▶ [Exercise prompt]: Below are records to be output exactly, every one of them.

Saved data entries

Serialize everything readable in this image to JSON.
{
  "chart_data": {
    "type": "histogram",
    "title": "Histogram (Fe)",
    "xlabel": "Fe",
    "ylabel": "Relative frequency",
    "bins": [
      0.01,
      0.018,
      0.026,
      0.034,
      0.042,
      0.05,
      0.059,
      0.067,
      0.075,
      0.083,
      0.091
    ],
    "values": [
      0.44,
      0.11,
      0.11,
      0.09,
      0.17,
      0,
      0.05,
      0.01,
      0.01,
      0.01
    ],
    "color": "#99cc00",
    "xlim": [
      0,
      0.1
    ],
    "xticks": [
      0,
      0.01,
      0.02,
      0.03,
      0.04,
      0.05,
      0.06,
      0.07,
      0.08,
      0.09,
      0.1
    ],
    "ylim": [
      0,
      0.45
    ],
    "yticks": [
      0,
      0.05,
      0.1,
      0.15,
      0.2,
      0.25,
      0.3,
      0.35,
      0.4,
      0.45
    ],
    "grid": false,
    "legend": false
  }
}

▶ [Task output]:
Serialize everything readable in this image to JSON.
{
  "chart_data": {
    "type": "histogram",
    "title": "Histogram (Fe)",
    "xlabel": "Fe",
    "ylabel": "Relative frequency",
    "bins": [
      0.01,
      0.018,
      0.026,
      0.034,
      0.042,
      0.05,
      0.059,
      0.067,
      0.075,
      0.083,
      0.091
    ],
    "values": [
      0.44,
      0.11,
      0.11,
      0.09,
      0.17,
      0,
      0.05,
      0.01,
      0.01,
      0.01
    ],
    "color": "#99cc00",
    "xlim": [
      0,
      0.1
    ],
    "xticks": [
      0,
      0.01,
      0.02,
      0.03,
      0.04,
      0.05,
      0.06,
      0.07,
      0.08,
      0.09,
      0.1
    ],
    "ylim": [
      0,
      0.45
    ],
    "yticks": [
      0,
      0.05,
      0.1,
      0.15,
      0.2,
      0.25,
      0.3,
      0.35,
      0.4,
      0.45
    ],
    "grid": false,
    "legend": false
  }
}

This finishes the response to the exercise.